INSTRUCTIONS TO FOLLOW.
Scan the entries below and extract each line with the word "家賃を除く値" in it.

MATERIAL SHOWN.
-- -- --

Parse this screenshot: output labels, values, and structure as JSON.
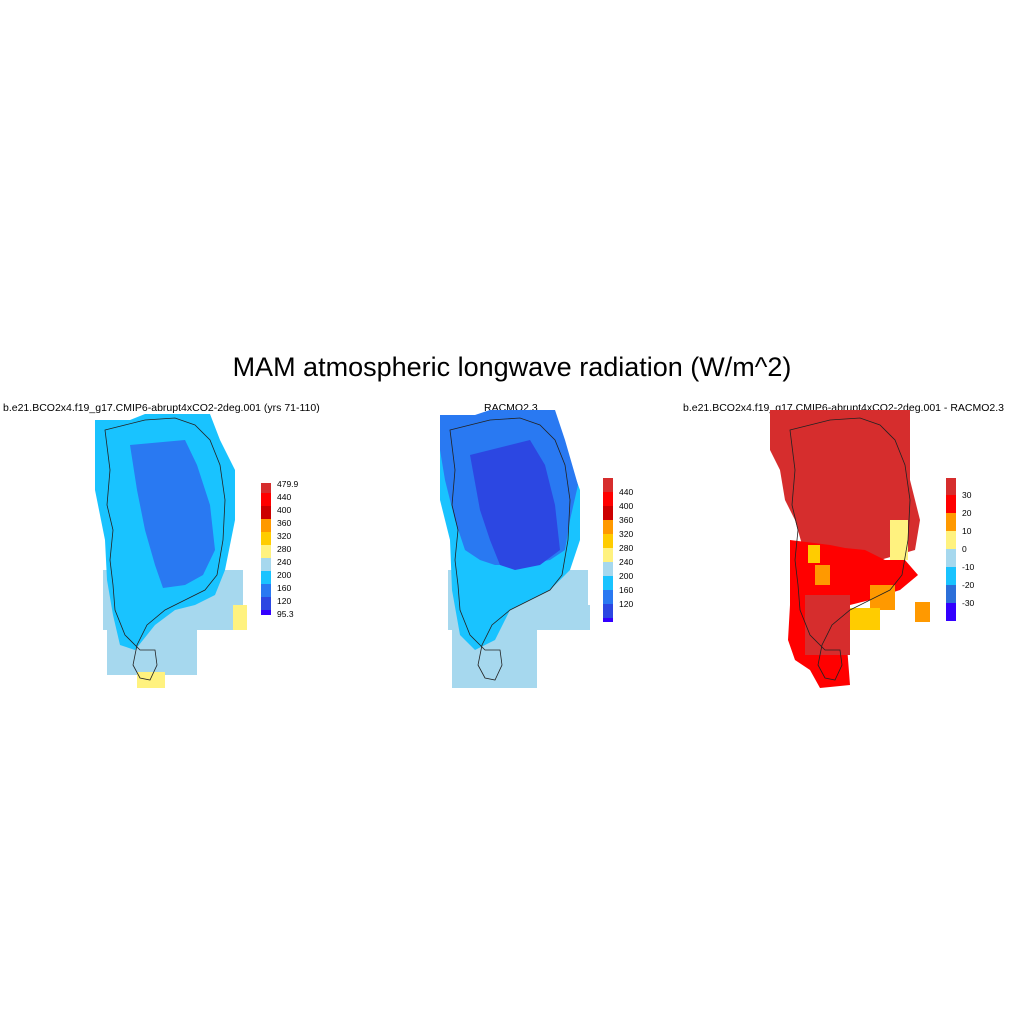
{
  "title": "MAM atmospheric longwave radiation (W/m^2)",
  "panels": [
    {
      "title": "b.e21.BCO2x4.f19_g17.CMIP6-abrupt4xCO2-2deg.001 (yrs 71-110)",
      "colorbar": {
        "labels": [
          "479.9",
          "440",
          "400",
          "360",
          "320",
          "280",
          "240",
          "200",
          "160",
          "120",
          "95.3"
        ],
        "colors": [
          "#d62d2d",
          "#ff0000",
          "#cc0000",
          "#ff9900",
          "#ffcc00",
          "#fff27f",
          "#a6d8ee",
          "#19c3ff",
          "#2979f2",
          "#2c47e2",
          "#3300ff"
        ]
      }
    },
    {
      "title": "RACMO2.3",
      "colorbar": {
        "labels": [
          "440",
          "400",
          "360",
          "320",
          "280",
          "240",
          "200",
          "160",
          "120"
        ],
        "colors": [
          "#d62d2d",
          "#ff0000",
          "#cc0000",
          "#ff9900",
          "#ffcc00",
          "#fff27f",
          "#a6d8ee",
          "#19c3ff",
          "#2979f2",
          "#2c47e2",
          "#3300ff"
        ]
      }
    },
    {
      "title": "b.e21.BCO2x4.f19_g17.CMIP6-abrupt4xCO2-2deg.001 - RACMO2.3",
      "colorbar": {
        "labels": [
          "30",
          "20",
          "10",
          "0",
          "-10",
          "-20",
          "-30"
        ],
        "colors": [
          "#d62d2d",
          "#ff0000",
          "#ff9900",
          "#fff27f",
          "#a6d8ee",
          "#19c3ff",
          "#2c6fd9",
          "#3300ff"
        ]
      }
    }
  ]
}
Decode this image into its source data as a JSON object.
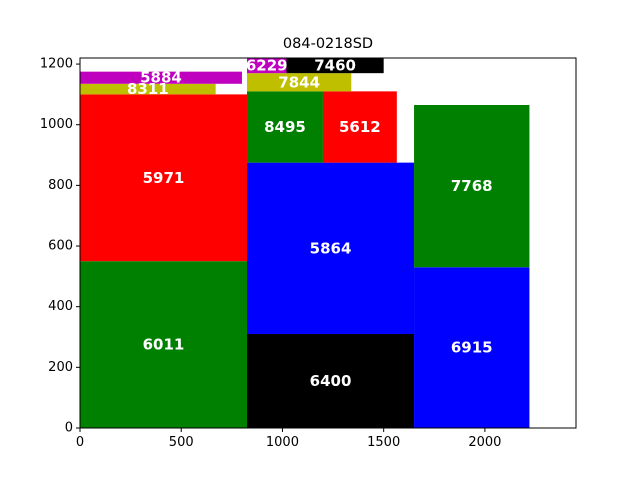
{
  "chart_data": {
    "type": "bar",
    "title": "084-0218SD",
    "xlabel": "",
    "ylabel": "",
    "xlim": [
      0,
      2450
    ],
    "ylim": [
      0,
      1220
    ],
    "xticks": [
      0,
      500,
      1000,
      1500,
      2000
    ],
    "yticks": [
      0,
      200,
      400,
      600,
      800,
      1000,
      1200
    ],
    "grid": false,
    "rectangles": [
      {
        "label": "6011",
        "x0": 0,
        "x1": 825,
        "y0": 0,
        "y1": 550,
        "color": "#008000"
      },
      {
        "label": "5971",
        "x0": 0,
        "x1": 825,
        "y0": 550,
        "y1": 1100,
        "color": "#ff0000"
      },
      {
        "label": "8311",
        "x0": 0,
        "x1": 670,
        "y0": 1100,
        "y1": 1135,
        "color": "#bfbf00"
      },
      {
        "label": "5884",
        "x0": 0,
        "x1": 800,
        "y0": 1135,
        "y1": 1175,
        "color": "#bf00bf"
      },
      {
        "label": "6400",
        "x0": 825,
        "x1": 1650,
        "y0": 0,
        "y1": 310,
        "color": "#000000"
      },
      {
        "label": "5864",
        "x0": 825,
        "x1": 1650,
        "y0": 310,
        "y1": 875,
        "color": "#0000ff"
      },
      {
        "label": "8495",
        "x0": 825,
        "x1": 1200,
        "y0": 875,
        "y1": 1110,
        "color": "#008000"
      },
      {
        "label": "5612",
        "x0": 1200,
        "x1": 1565,
        "y0": 875,
        "y1": 1110,
        "color": "#ff0000"
      },
      {
        "label": "7844",
        "x0": 825,
        "x1": 1340,
        "y0": 1110,
        "y1": 1170,
        "color": "#bfbf00"
      },
      {
        "label": "6229",
        "x0": 825,
        "x1": 1020,
        "y0": 1170,
        "y1": 1220,
        "color": "#bf00bf"
      },
      {
        "label": "7460",
        "x0": 1020,
        "x1": 1500,
        "y0": 1170,
        "y1": 1220,
        "color": "#000000"
      },
      {
        "label": "6915",
        "x0": 1650,
        "x1": 2220,
        "y0": 0,
        "y1": 530,
        "color": "#0000ff"
      },
      {
        "label": "7768",
        "x0": 1650,
        "x1": 2220,
        "y0": 530,
        "y1": 1065,
        "color": "#008000"
      }
    ]
  }
}
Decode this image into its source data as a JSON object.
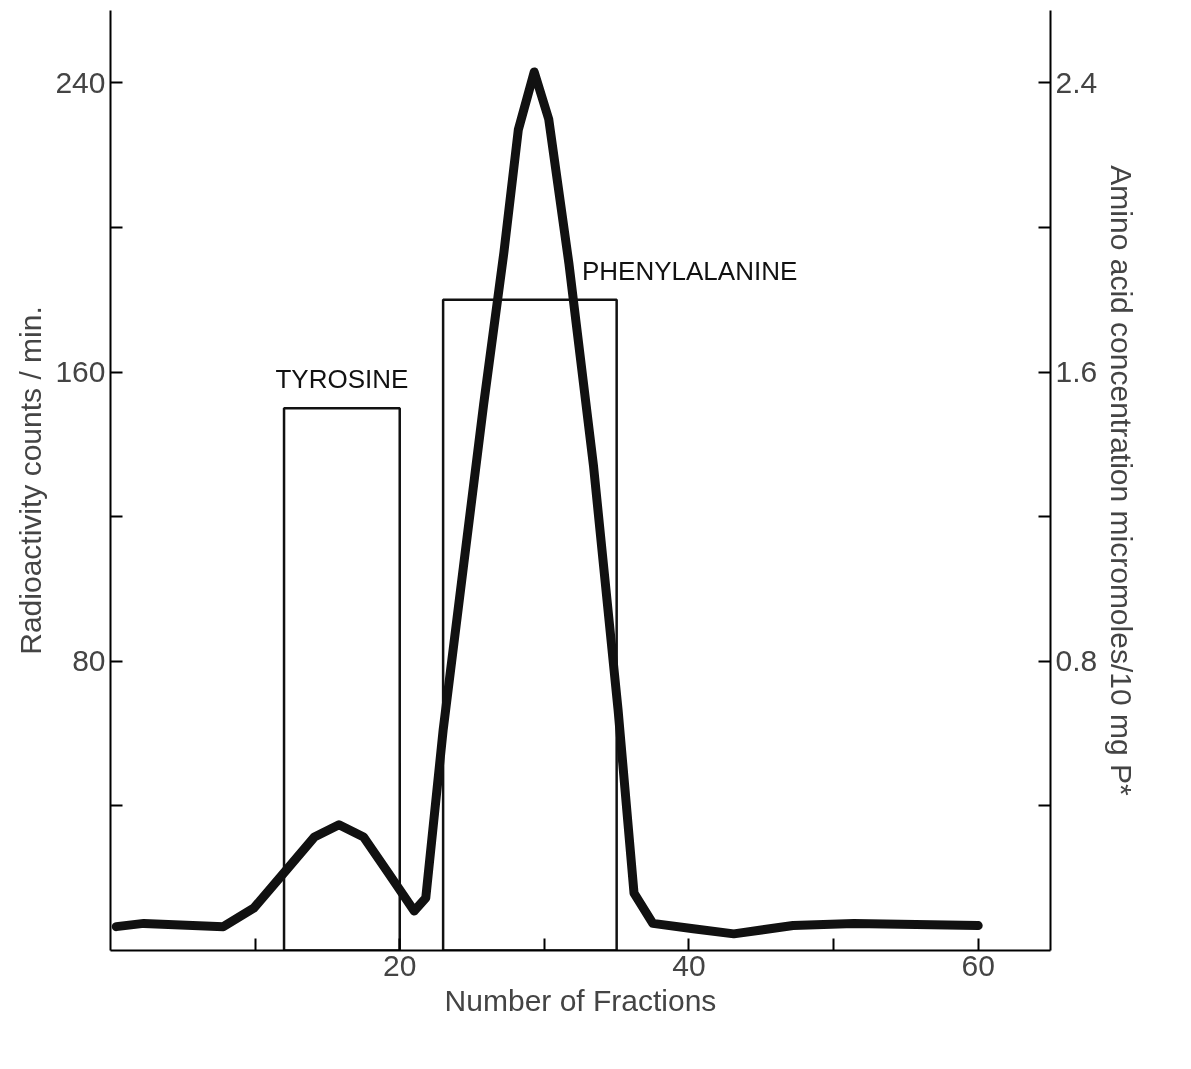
{
  "chart_data": {
    "type": "line",
    "xlabel": "Number of Fractions",
    "ylabel": "Radioactivity counts / min.",
    "y2label": "Amino acid concentration micromoles/10 mg P*",
    "xlim": [
      0,
      65
    ],
    "ylim": [
      0,
      260
    ],
    "y2lim": [
      0,
      2.6
    ],
    "xticks": [
      {
        "value": 10,
        "label": null
      },
      20,
      {
        "value": 30,
        "label": null
      },
      40,
      {
        "value": 50,
        "label": null
      },
      60
    ],
    "yticks": [
      {
        "value": 40,
        "label": null
      },
      80,
      {
        "value": 120,
        "label": null
      },
      160,
      {
        "value": 200,
        "label": null
      },
      240
    ],
    "y2ticks": [
      {
        "value": 0.4,
        "label": null
      },
      0.8,
      {
        "value": 1.2,
        "label": null
      },
      1.6,
      {
        "value": 2.0,
        "label": null
      },
      2.4
    ],
    "grid": false,
    "series": [
      {
        "color": "#111111",
        "x": [
          0.4,
          2.3,
          7.8,
          9.9,
          12,
          14.1,
          15.8,
          17.5,
          19.2,
          21,
          21.8,
          23,
          24.4,
          25.8,
          27.2,
          28.2,
          29.3,
          30.3,
          31.7,
          33.4,
          35.1,
          36.2,
          37.5,
          40.3,
          43.1,
          47.2,
          51.4,
          60
        ],
        "values": [
          6.6,
          7.5,
          6.6,
          11.7,
          21.5,
          31.4,
          34.8,
          31.4,
          21.5,
          10.9,
          14.5,
          60.9,
          106,
          151,
          193,
          227,
          243,
          230,
          190,
          134,
          66.5,
          15.9,
          7.5,
          6,
          4.6,
          6.9,
          7.5,
          6.9
        ]
      },
      {
        "type": "histogram",
        "color": "#111111",
        "axis": "y2",
        "bins": [
          12,
          20,
          23,
          35
        ],
        "values": [
          1.5,
          null,
          1.8
        ]
      }
    ],
    "annotations": [
      "TYROSINE",
      "PHENYLALANINE"
    ]
  }
}
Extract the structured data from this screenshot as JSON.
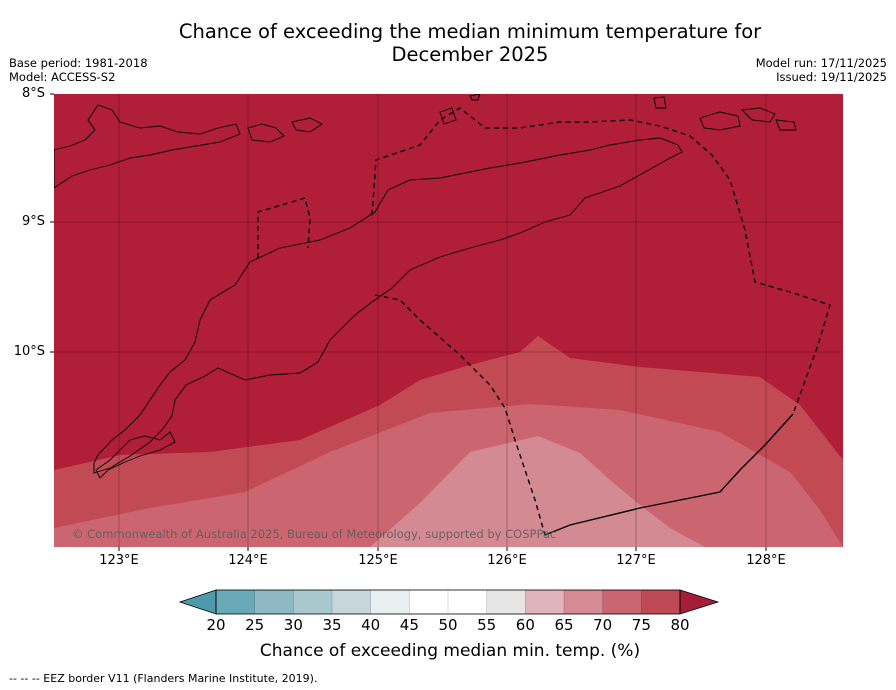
{
  "title_line1": "Chance of exceeding the median minimum temperature for",
  "title_line2": "December 2025",
  "base_period": "Base period: 1981-2018",
  "model": "Model: ACCESS-S2",
  "model_run": "Model run: 17/11/2025",
  "issued": "Issued: 19/11/2025",
  "latitudes": [
    "8°S",
    "9°S",
    "10°S"
  ],
  "longitudes": [
    "123°E",
    "124°E",
    "125°E",
    "126°E",
    "127°E",
    "128°E"
  ],
  "copyright": "© Commonwealth of Australia 2025, Bureau of Meteorology, supported by COSPPac",
  "colorbar": {
    "ticks": [
      "20",
      "25",
      "30",
      "35",
      "40",
      "45",
      "50",
      "55",
      "60",
      "65",
      "70",
      "75",
      "80"
    ],
    "colors": [
      "#6aaab8",
      "#8eb9c4",
      "#a9c8cd",
      "#c6d6da",
      "#e7eff1",
      "#ffffff",
      "#ffffff",
      "#e6e6e6",
      "#e0b4bc",
      "#d68a94",
      "#c9666f",
      "#be4a55",
      "#a51d38"
    ],
    "low_color": "#4e9aab",
    "label": "Chance of exceeding median min. temp. (%)"
  },
  "map_colors": {
    "c80": "#b01e38",
    "c75": "#c24a55",
    "c70": "#cb6671",
    "c65": "#d38a93"
  },
  "footnote": "--  --  -- EEZ border V11 (Flanders Marine Institute, 2019)."
}
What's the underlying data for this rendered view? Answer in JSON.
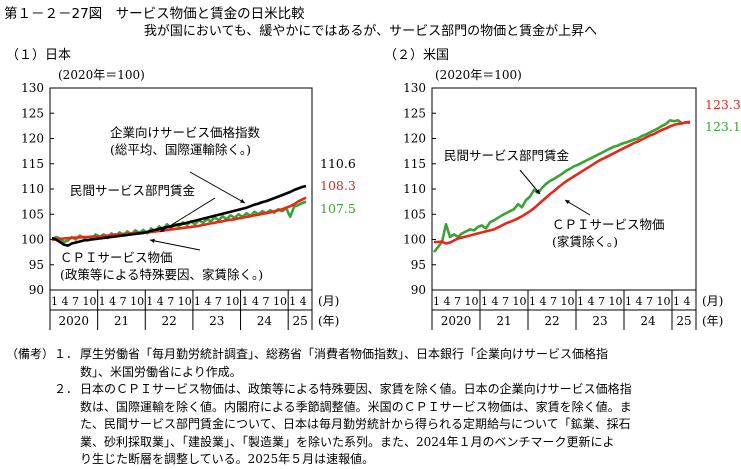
{
  "title": "第１－２－27図　サービス物価と賃金の日米比較",
  "subtitle": "我が国においても、緩やかにではあるが、サービス部門の物価と賃金が上昇へ",
  "colors": {
    "wage": "#3aa335",
    "cpi": "#e8271b",
    "corporate": "#000000"
  },
  "chart_data": [
    {
      "panel_title": "（１）日本",
      "unit_note": "(2020年＝100)",
      "type": "line",
      "ylim": [
        90,
        130
      ],
      "yticks": [
        "130",
        "125",
        "120",
        "115",
        "110",
        "105",
        "100",
        "95",
        "90"
      ],
      "x_month_ticks": "1 4 7 10",
      "x_last_month_ticks": "1 4",
      "x_month_unit": "(月)",
      "x_year_unit": "(年)",
      "years": [
        "2020",
        "21",
        "22",
        "23",
        "24",
        "25"
      ],
      "series": [
        {
          "name": "民間サービス部門賃金",
          "color": "#3aa335",
          "end_label": "107.5",
          "values": [
            99.8,
            100.5,
            100.2,
            99.5,
            99.8,
            100.5,
            100.0,
            100.8,
            100.3,
            99.8,
            100.2,
            101.0,
            100.5,
            101.0,
            100.3,
            101.2,
            100.6,
            101.4,
            100.9,
            101.6,
            101.0,
            101.8,
            101.3,
            101.9,
            101.2,
            102.2,
            101.6,
            102.6,
            102.0,
            103.0,
            102.3,
            103.1,
            102.6,
            103.4,
            102.9,
            103.6,
            103.0,
            103.8,
            103.3,
            104.0,
            103.6,
            104.4,
            103.8,
            104.6,
            104.0,
            104.8,
            104.3,
            105.0,
            104.5,
            105.2,
            104.7,
            105.5,
            105.0,
            105.6,
            105.2,
            105.8,
            105.3,
            106.0,
            105.6,
            106.2,
            104.5,
            106.5,
            106.8,
            107.2,
            107.5
          ]
        },
        {
          "name": "ＣＰＩサービス物価",
          "color": "#e8271b",
          "end_label": "108.3",
          "values": [
            100.0,
            100.0,
            100.1,
            100.2,
            100.3,
            100.3,
            100.4,
            100.4,
            100.5,
            100.5,
            100.6,
            100.6,
            100.6,
            100.7,
            100.8,
            100.9,
            101.0,
            101.0,
            101.1,
            101.1,
            101.2,
            101.3,
            101.3,
            101.4,
            101.4,
            101.5,
            101.6,
            101.7,
            101.8,
            101.9,
            102.0,
            102.1,
            102.2,
            102.3,
            102.4,
            102.5,
            102.6,
            102.7,
            102.9,
            103.0,
            103.2,
            103.3,
            103.5,
            103.6,
            103.8,
            103.9,
            104.0,
            104.2,
            104.3,
            104.5,
            104.6,
            104.8,
            104.9,
            105.1,
            105.2,
            105.4,
            105.6,
            105.8,
            106.0,
            106.3,
            106.6,
            107.0,
            107.5,
            107.9,
            108.3
          ]
        },
        {
          "name": "企業向けサービス価格指数",
          "color": "#000000",
          "end_label": "110.6",
          "values": [
            100.3,
            100.0,
            99.5,
            99.0,
            98.8,
            99.2,
            99.4,
            99.6,
            99.8,
            99.9,
            100.0,
            100.1,
            100.2,
            100.3,
            100.4,
            100.5,
            100.6,
            100.7,
            100.8,
            100.9,
            101.0,
            101.1,
            101.2,
            101.3,
            101.5,
            101.7,
            101.9,
            102.1,
            102.3,
            102.5,
            102.6,
            102.8,
            103.0,
            103.1,
            103.3,
            103.5,
            103.7,
            103.9,
            104.1,
            104.3,
            104.5,
            104.7,
            104.9,
            105.1,
            105.3,
            105.5,
            105.7,
            105.9,
            106.1,
            106.3,
            106.6,
            106.9,
            107.1,
            107.4,
            107.6,
            107.9,
            108.2,
            108.5,
            108.8,
            109.1,
            109.4,
            109.8,
            110.1,
            110.4,
            110.6
          ]
        }
      ],
      "annotations": {
        "corporate": [
          "企業向けサービス価格指数",
          "(総平均、国際運輸除く。)"
        ],
        "wage": [
          "民間サービス部門賃金"
        ],
        "cpi": [
          "ＣＰＩサービス物価",
          "(政策等による特殊要因、家賃除く。)"
        ]
      }
    },
    {
      "panel_title": "（２）米国",
      "unit_note": "(2020年＝100)",
      "type": "line",
      "ylim": [
        90,
        130
      ],
      "yticks": [
        "130",
        "125",
        "120",
        "115",
        "110",
        "105",
        "100",
        "95",
        "90"
      ],
      "x_month_ticks": "1 4 7 10",
      "x_last_month_ticks": "1 4",
      "x_month_unit": "(月)",
      "x_year_unit": "(年)",
      "years": [
        "2020",
        "21",
        "22",
        "23",
        "24",
        "25"
      ],
      "series": [
        {
          "name": "民間サービス部門賃金",
          "color": "#3aa335",
          "end_label": "123.1",
          "values": [
            97.5,
            98.5,
            99.5,
            103.0,
            100.5,
            101.0,
            100.5,
            101.2,
            101.6,
            102.0,
            101.8,
            102.5,
            102.8,
            102.2,
            103.4,
            103.8,
            104.3,
            104.8,
            105.2,
            105.6,
            106.0,
            107.0,
            106.4,
            107.8,
            108.5,
            109.8,
            109.2,
            110.2,
            111.0,
            111.6,
            112.0,
            112.5,
            113.0,
            113.6,
            114.0,
            114.5,
            114.8,
            115.2,
            115.6,
            116.0,
            116.4,
            116.8,
            117.2,
            117.6,
            118.0,
            118.4,
            118.6,
            119.0,
            119.2,
            119.5,
            119.8,
            120.0,
            120.5,
            120.8,
            121.2,
            121.6,
            122.0,
            122.5,
            122.9,
            123.6,
            123.4,
            123.6,
            123.0,
            123.2,
            123.1
          ]
        },
        {
          "name": "ＣＰＩサービス物価",
          "color": "#e8271b",
          "end_label": "123.3",
          "values": [
            99.5,
            99.5,
            99.6,
            99.2,
            99.4,
            99.8,
            100.2,
            100.4,
            100.6,
            100.8,
            101.0,
            101.2,
            101.4,
            101.6,
            101.8,
            102.0,
            102.4,
            102.8,
            103.2,
            103.5,
            103.8,
            104.2,
            104.6,
            105.1,
            105.6,
            106.2,
            106.9,
            107.6,
            108.3,
            109.0,
            109.6,
            110.3,
            110.9,
            111.5,
            112.0,
            112.5,
            113.0,
            113.5,
            114.0,
            114.5,
            115.0,
            115.5,
            115.9,
            116.3,
            116.7,
            117.1,
            117.5,
            117.9,
            118.3,
            118.7,
            119.1,
            119.4,
            119.8,
            120.2,
            120.6,
            120.9,
            121.3,
            121.7,
            122.0,
            122.4,
            122.7,
            122.9,
            123.0,
            123.2,
            123.3
          ]
        }
      ],
      "annotations": {
        "wage": [
          "民間サービス部門賃金"
        ],
        "cpi": [
          "ＣＰＩサービス物価",
          "(家賃除く。)"
        ]
      }
    }
  ],
  "notes": {
    "label": "（備考）",
    "items": [
      {
        "num": "１．",
        "lines": [
          "厚生労働省「毎月勤労統計調査」、総務省「消費者物価指数」、日本銀行「企業向けサービス価格指",
          "数」、米国労働省により作成。"
        ]
      },
      {
        "num": "２．",
        "lines": [
          "日本のＣＰＩサービス物価は、政策等による特殊要因、家賃を除く値。日本の企業向けサービス価格指",
          "数は、国際運輸を除く値。内閣府による季節調整値。米国のＣＰＩサービス物価は、家賃を除く値。ま",
          "た、民間サービス部門賃金について、日本は毎月勤労統計から得られる定期給与について「鉱業、採石",
          "業、砂利採取業」、「建設業」、「製造業」を除いた系列。また、2024年１月のベンチマーク更新によ",
          "り生じた断層を調整している。2025年５月は速報値。"
        ]
      }
    ]
  }
}
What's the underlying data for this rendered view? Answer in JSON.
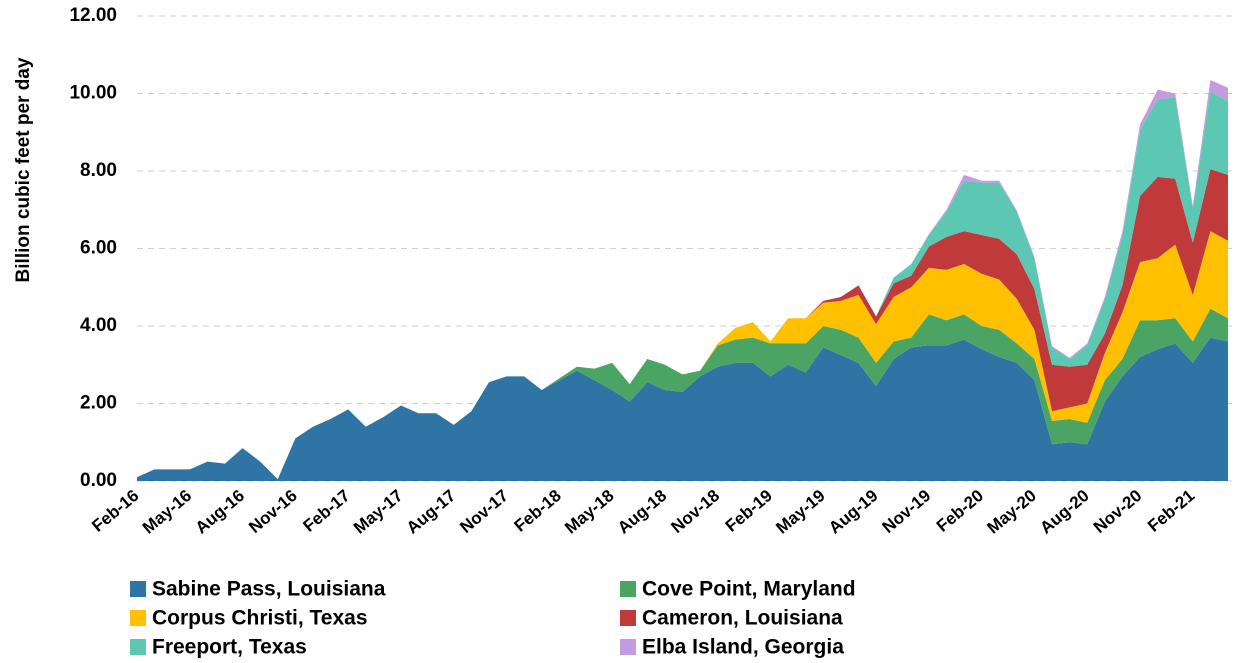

-- -- --

FINISHED EXERCISE.
          "日本のＣＰＩサービス物価は、政策等による特殊要因、家賃を除く値。日本の企業向けサービス価格指",
          "数は、国際運輸を除く値。内閣府による季節調整値。米国のＣＰＩサービス物価は、家賃を除く値。ま",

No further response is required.